■ RAW DATA:
::::::

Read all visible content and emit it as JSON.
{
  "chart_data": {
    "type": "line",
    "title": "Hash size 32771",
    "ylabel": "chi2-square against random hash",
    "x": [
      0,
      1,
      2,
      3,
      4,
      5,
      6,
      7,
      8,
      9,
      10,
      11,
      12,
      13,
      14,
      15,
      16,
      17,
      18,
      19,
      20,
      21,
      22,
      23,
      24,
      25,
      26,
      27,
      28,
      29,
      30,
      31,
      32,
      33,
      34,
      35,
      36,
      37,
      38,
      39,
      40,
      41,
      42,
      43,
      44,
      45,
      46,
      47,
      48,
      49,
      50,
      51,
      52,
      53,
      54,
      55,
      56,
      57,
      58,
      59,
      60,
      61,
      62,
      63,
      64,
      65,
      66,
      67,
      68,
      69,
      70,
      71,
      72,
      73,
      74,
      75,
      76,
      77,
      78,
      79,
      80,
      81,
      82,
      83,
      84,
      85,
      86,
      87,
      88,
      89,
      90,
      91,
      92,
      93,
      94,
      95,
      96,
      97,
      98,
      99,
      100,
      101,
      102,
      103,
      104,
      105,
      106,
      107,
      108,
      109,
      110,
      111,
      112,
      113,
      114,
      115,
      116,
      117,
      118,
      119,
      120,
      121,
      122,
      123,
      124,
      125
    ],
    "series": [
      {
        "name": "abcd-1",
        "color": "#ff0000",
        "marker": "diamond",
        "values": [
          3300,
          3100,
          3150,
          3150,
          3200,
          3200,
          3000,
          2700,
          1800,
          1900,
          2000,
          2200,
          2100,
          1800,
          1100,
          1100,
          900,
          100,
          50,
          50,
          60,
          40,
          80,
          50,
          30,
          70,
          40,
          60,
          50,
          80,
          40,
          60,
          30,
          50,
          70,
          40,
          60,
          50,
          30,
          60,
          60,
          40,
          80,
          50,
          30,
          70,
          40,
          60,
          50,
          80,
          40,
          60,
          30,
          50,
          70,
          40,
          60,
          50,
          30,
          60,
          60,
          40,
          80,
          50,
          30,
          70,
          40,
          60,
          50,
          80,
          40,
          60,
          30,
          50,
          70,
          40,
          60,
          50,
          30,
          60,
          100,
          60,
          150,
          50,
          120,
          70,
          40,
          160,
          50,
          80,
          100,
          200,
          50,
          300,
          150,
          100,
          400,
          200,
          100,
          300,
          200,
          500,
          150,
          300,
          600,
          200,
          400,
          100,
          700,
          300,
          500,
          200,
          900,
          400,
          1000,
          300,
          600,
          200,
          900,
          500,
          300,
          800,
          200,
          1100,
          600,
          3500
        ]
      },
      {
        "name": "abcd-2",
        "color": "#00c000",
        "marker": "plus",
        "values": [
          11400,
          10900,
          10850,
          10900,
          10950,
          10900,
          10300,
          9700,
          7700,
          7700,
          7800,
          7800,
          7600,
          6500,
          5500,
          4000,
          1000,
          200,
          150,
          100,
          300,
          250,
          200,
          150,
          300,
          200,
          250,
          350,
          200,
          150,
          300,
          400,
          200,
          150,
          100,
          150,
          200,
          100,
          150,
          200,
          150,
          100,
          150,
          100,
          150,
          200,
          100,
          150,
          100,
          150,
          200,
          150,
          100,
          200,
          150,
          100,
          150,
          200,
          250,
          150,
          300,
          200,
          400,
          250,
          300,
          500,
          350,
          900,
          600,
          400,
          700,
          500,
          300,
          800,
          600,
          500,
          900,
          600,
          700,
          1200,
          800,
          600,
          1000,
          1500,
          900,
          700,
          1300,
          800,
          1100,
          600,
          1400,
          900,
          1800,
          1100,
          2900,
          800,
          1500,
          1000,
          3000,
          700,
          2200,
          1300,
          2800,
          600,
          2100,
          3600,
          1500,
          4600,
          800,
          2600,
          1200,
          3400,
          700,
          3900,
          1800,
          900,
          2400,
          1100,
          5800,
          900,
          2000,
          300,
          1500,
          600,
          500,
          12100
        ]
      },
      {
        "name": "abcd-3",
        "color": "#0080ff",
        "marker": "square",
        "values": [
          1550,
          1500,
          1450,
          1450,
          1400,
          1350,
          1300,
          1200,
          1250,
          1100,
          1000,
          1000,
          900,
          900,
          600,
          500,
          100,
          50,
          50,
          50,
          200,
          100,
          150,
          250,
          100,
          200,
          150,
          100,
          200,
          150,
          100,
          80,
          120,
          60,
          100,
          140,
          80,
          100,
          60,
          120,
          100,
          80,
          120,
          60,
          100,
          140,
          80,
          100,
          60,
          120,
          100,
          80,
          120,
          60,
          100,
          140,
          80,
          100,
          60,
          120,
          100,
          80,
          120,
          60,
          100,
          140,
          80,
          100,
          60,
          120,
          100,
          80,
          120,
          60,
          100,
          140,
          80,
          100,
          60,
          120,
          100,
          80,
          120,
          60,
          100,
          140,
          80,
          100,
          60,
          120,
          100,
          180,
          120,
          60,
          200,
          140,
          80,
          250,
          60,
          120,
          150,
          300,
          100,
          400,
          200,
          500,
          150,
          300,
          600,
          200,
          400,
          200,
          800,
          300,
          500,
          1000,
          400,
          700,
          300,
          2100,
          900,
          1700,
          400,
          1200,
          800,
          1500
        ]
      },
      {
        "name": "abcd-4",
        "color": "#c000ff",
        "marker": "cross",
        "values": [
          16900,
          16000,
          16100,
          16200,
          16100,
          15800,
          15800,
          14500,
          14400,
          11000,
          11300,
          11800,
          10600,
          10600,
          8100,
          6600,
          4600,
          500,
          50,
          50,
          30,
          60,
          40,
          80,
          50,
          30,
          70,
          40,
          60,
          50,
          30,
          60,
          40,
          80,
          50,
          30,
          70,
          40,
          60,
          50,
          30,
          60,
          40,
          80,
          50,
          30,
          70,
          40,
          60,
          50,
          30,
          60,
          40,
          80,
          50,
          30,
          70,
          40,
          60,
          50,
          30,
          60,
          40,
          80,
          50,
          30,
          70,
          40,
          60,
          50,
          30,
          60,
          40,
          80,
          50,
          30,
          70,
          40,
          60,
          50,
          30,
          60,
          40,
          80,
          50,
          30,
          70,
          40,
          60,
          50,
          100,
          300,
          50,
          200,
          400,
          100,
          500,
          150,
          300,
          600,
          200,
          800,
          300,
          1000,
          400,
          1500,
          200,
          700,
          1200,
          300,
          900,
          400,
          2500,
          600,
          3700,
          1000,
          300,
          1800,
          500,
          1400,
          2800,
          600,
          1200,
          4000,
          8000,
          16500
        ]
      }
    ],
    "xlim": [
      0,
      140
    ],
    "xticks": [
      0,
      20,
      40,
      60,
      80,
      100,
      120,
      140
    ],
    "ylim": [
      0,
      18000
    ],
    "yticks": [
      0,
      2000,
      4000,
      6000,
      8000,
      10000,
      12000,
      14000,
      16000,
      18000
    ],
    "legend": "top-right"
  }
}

::::::

■ GOAL OF THE EXERCISE: Go through the records and gather the lines that hold "name".

■ ANSWER BELOW:
        "name": "abcd-1",
        "name": "abcd-2",
        "name": "abcd-3",
        "name": "abcd-4",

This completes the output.